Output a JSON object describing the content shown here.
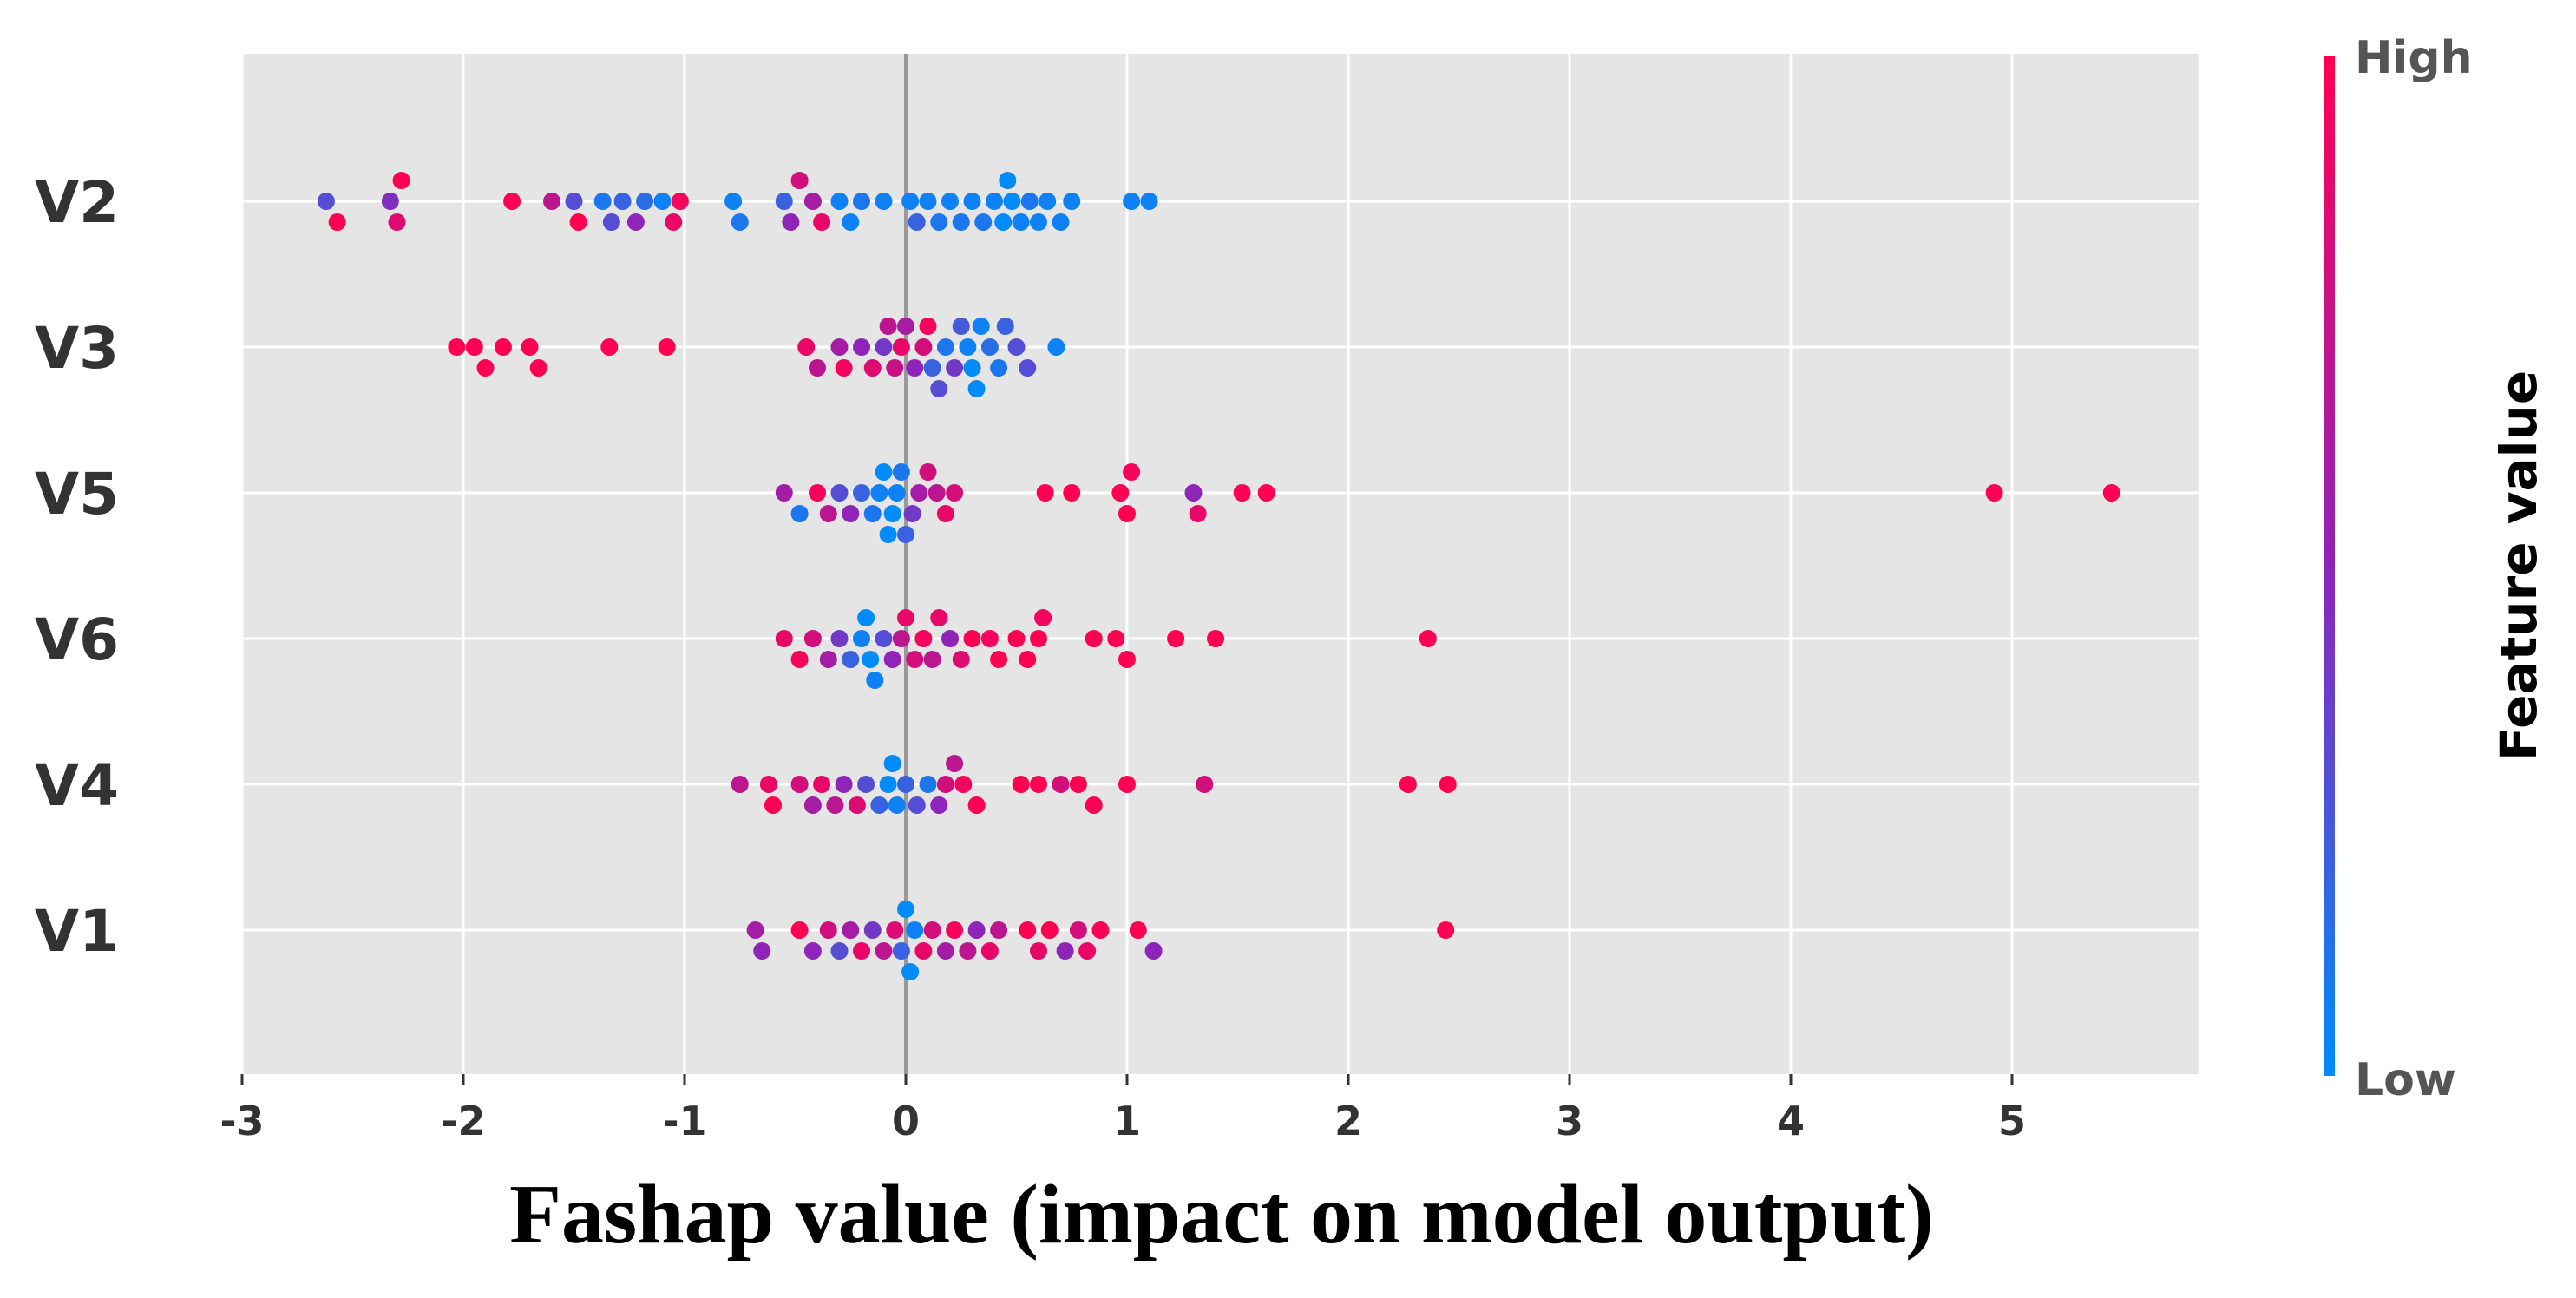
{
  "chart_data": {
    "type": "scatter",
    "subtype": "shap-beeswarm",
    "xlabel": "Fashap value (impact on model output)",
    "xlim": [
      -3.05,
      5.85
    ],
    "xticks": [
      -3,
      -2,
      -1,
      0,
      1,
      2,
      3,
      4,
      5
    ],
    "xtick_labels": [
      "-3",
      "-2",
      "-1",
      "0",
      "1",
      "2",
      "3",
      "4",
      "5"
    ],
    "grid": true,
    "zero_line": true,
    "colormap": {
      "title": "Feature value",
      "high_label": "High",
      "low_label": "Low",
      "high_color": "#ff0052",
      "mid_color": "#8e24b8",
      "low_color": "#008bfb"
    },
    "features": [
      {
        "name": "V2",
        "points": [
          [
            -2.62,
            0.3
          ],
          [
            -2.57,
            1.0
          ],
          [
            -2.33,
            0.45
          ],
          [
            -2.3,
            0.85
          ],
          [
            -2.28,
            1.0
          ],
          [
            -1.78,
            1.0
          ],
          [
            -1.6,
            0.7
          ],
          [
            -1.5,
            0.3
          ],
          [
            -1.48,
            1.0
          ],
          [
            -1.37,
            0.1
          ],
          [
            -1.33,
            0.3
          ],
          [
            -1.28,
            0.2
          ],
          [
            -1.22,
            0.5
          ],
          [
            -1.18,
            0.15
          ],
          [
            -1.1,
            0.05
          ],
          [
            -1.05,
            0.9
          ],
          [
            -1.02,
            0.95
          ],
          [
            -0.78,
            0.05
          ],
          [
            -0.75,
            0.1
          ],
          [
            -0.55,
            0.2
          ],
          [
            -0.52,
            0.5
          ],
          [
            -0.48,
            0.8
          ],
          [
            -0.42,
            0.6
          ],
          [
            -0.38,
            0.9
          ],
          [
            -0.3,
            0.05
          ],
          [
            -0.25,
            0.05
          ],
          [
            -0.2,
            0.1
          ],
          [
            -0.1,
            0.05
          ],
          [
            0.02,
            0.05
          ],
          [
            0.05,
            0.2
          ],
          [
            0.1,
            0.05
          ],
          [
            0.15,
            0.1
          ],
          [
            0.2,
            0.05
          ],
          [
            0.25,
            0.1
          ],
          [
            0.3,
            0.05
          ],
          [
            0.35,
            0.1
          ],
          [
            0.4,
            0.05
          ],
          [
            0.44,
            0.0
          ],
          [
            0.46,
            0.0
          ],
          [
            0.48,
            0.0
          ],
          [
            0.52,
            0.05
          ],
          [
            0.56,
            0.1
          ],
          [
            0.6,
            0.05
          ],
          [
            0.64,
            0.05
          ],
          [
            0.7,
            0.05
          ],
          [
            0.75,
            0.05
          ],
          [
            1.02,
            0.05
          ],
          [
            1.1,
            0.05
          ]
        ]
      },
      {
        "name": "V3",
        "points": [
          [
            -2.03,
            1.0
          ],
          [
            -1.95,
            1.0
          ],
          [
            -1.9,
            1.0
          ],
          [
            -1.82,
            1.0
          ],
          [
            -1.7,
            1.0
          ],
          [
            -1.66,
            1.0
          ],
          [
            -1.34,
            1.0
          ],
          [
            -1.08,
            1.0
          ],
          [
            -0.45,
            0.9
          ],
          [
            -0.4,
            0.7
          ],
          [
            -0.3,
            0.6
          ],
          [
            -0.28,
            0.95
          ],
          [
            -0.2,
            0.5
          ],
          [
            -0.15,
            0.85
          ],
          [
            -0.1,
            0.4
          ],
          [
            -0.08,
            0.7
          ],
          [
            -0.05,
            0.75
          ],
          [
            -0.02,
            0.9
          ],
          [
            0.0,
            0.6
          ],
          [
            0.04,
            0.5
          ],
          [
            0.08,
            0.8
          ],
          [
            0.1,
            0.95
          ],
          [
            0.12,
            0.2
          ],
          [
            0.15,
            0.3
          ],
          [
            0.18,
            0.1
          ],
          [
            0.22,
            0.4
          ],
          [
            0.25,
            0.25
          ],
          [
            0.28,
            0.05
          ],
          [
            0.3,
            0.0
          ],
          [
            0.32,
            0.0
          ],
          [
            0.34,
            0.05
          ],
          [
            0.38,
            0.15
          ],
          [
            0.42,
            0.1
          ],
          [
            0.45,
            0.2
          ],
          [
            0.5,
            0.3
          ],
          [
            0.55,
            0.3
          ],
          [
            0.68,
            0.05
          ]
        ]
      },
      {
        "name": "V5",
        "points": [
          [
            -0.55,
            0.6
          ],
          [
            -0.48,
            0.1
          ],
          [
            -0.4,
            0.95
          ],
          [
            -0.35,
            0.7
          ],
          [
            -0.3,
            0.3
          ],
          [
            -0.25,
            0.5
          ],
          [
            -0.2,
            0.2
          ],
          [
            -0.15,
            0.1
          ],
          [
            -0.12,
            0.05
          ],
          [
            -0.1,
            0.0
          ],
          [
            -0.08,
            0.0
          ],
          [
            -0.06,
            0.0
          ],
          [
            -0.04,
            0.05
          ],
          [
            -0.02,
            0.1
          ],
          [
            0.0,
            0.2
          ],
          [
            0.03,
            0.4
          ],
          [
            0.06,
            0.6
          ],
          [
            0.1,
            0.8
          ],
          [
            0.14,
            0.7
          ],
          [
            0.18,
            0.9
          ],
          [
            0.22,
            0.8
          ],
          [
            0.63,
            1.0
          ],
          [
            0.75,
            1.0
          ],
          [
            0.97,
            1.0
          ],
          [
            1.0,
            1.0
          ],
          [
            1.02,
            0.95
          ],
          [
            1.3,
            0.5
          ],
          [
            1.32,
            0.9
          ],
          [
            1.52,
            1.0
          ],
          [
            1.63,
            1.0
          ],
          [
            4.92,
            1.0
          ],
          [
            5.45,
            1.0
          ]
        ]
      },
      {
        "name": "V6",
        "points": [
          [
            -0.55,
            0.9
          ],
          [
            -0.48,
            0.95
          ],
          [
            -0.42,
            0.8
          ],
          [
            -0.35,
            0.6
          ],
          [
            -0.3,
            0.4
          ],
          [
            -0.25,
            0.2
          ],
          [
            -0.2,
            0.05
          ],
          [
            -0.18,
            0.0
          ],
          [
            -0.16,
            0.0
          ],
          [
            -0.14,
            0.05
          ],
          [
            -0.1,
            0.3
          ],
          [
            -0.06,
            0.5
          ],
          [
            -0.02,
            0.7
          ],
          [
            0.0,
            0.9
          ],
          [
            0.04,
            0.8
          ],
          [
            0.08,
            0.95
          ],
          [
            0.12,
            0.7
          ],
          [
            0.15,
            0.9
          ],
          [
            0.2,
            0.5
          ],
          [
            0.25,
            0.85
          ],
          [
            0.3,
            1.0
          ],
          [
            0.38,
            0.95
          ],
          [
            0.42,
            1.0
          ],
          [
            0.5,
            1.0
          ],
          [
            0.55,
            1.0
          ],
          [
            0.6,
            1.0
          ],
          [
            0.62,
            0.95
          ],
          [
            0.85,
            1.0
          ],
          [
            0.95,
            1.0
          ],
          [
            1.0,
            1.0
          ],
          [
            1.22,
            1.0
          ],
          [
            1.4,
            1.0
          ],
          [
            2.36,
            1.0
          ]
        ]
      },
      {
        "name": "V4",
        "points": [
          [
            -0.75,
            0.7
          ],
          [
            -0.62,
            0.9
          ],
          [
            -0.6,
            1.0
          ],
          [
            -0.48,
            0.8
          ],
          [
            -0.42,
            0.6
          ],
          [
            -0.38,
            0.9
          ],
          [
            -0.32,
            0.7
          ],
          [
            -0.28,
            0.5
          ],
          [
            -0.22,
            0.85
          ],
          [
            -0.18,
            0.3
          ],
          [
            -0.12,
            0.2
          ],
          [
            -0.08,
            0.0
          ],
          [
            -0.06,
            0.0
          ],
          [
            -0.04,
            0.05
          ],
          [
            0.0,
            0.2
          ],
          [
            0.05,
            0.3
          ],
          [
            0.1,
            0.1
          ],
          [
            0.15,
            0.5
          ],
          [
            0.18,
            0.8
          ],
          [
            0.22,
            0.7
          ],
          [
            0.26,
            0.95
          ],
          [
            0.32,
            1.0
          ],
          [
            0.52,
            1.0
          ],
          [
            0.6,
            1.0
          ],
          [
            0.7,
            0.8
          ],
          [
            0.78,
            1.0
          ],
          [
            0.85,
            1.0
          ],
          [
            1.0,
            1.0
          ],
          [
            1.35,
            0.8
          ],
          [
            2.27,
            1.0
          ],
          [
            2.45,
            1.0
          ]
        ]
      },
      {
        "name": "V1",
        "points": [
          [
            -0.68,
            0.6
          ],
          [
            -0.65,
            0.5
          ],
          [
            -0.48,
            1.0
          ],
          [
            -0.42,
            0.5
          ],
          [
            -0.35,
            0.8
          ],
          [
            -0.3,
            0.3
          ],
          [
            -0.25,
            0.6
          ],
          [
            -0.2,
            0.9
          ],
          [
            -0.15,
            0.4
          ],
          [
            -0.1,
            0.7
          ],
          [
            -0.05,
            0.85
          ],
          [
            -0.02,
            0.2
          ],
          [
            0.0,
            0.0
          ],
          [
            0.02,
            0.0
          ],
          [
            0.04,
            0.05
          ],
          [
            0.08,
            0.9
          ],
          [
            0.12,
            0.8
          ],
          [
            0.18,
            0.6
          ],
          [
            0.22,
            0.95
          ],
          [
            0.28,
            0.7
          ],
          [
            0.32,
            0.5
          ],
          [
            0.38,
            0.9
          ],
          [
            0.42,
            0.7
          ],
          [
            0.55,
            1.0
          ],
          [
            0.6,
            0.9
          ],
          [
            0.65,
            1.0
          ],
          [
            0.72,
            0.5
          ],
          [
            0.78,
            0.8
          ],
          [
            0.82,
            0.9
          ],
          [
            0.88,
            1.0
          ],
          [
            1.05,
            1.0
          ],
          [
            1.12,
            0.5
          ],
          [
            2.44,
            1.0
          ]
        ]
      }
    ]
  }
}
----------
▶ [Problem to solve]: From the data above, copy each line that has the string "name".

▶ [Expected answer]:
        "name": "V2",
        "name": "V3",
        "name": "V5",
        "name": "V6",
        "name": "V4",
        "name": "V1",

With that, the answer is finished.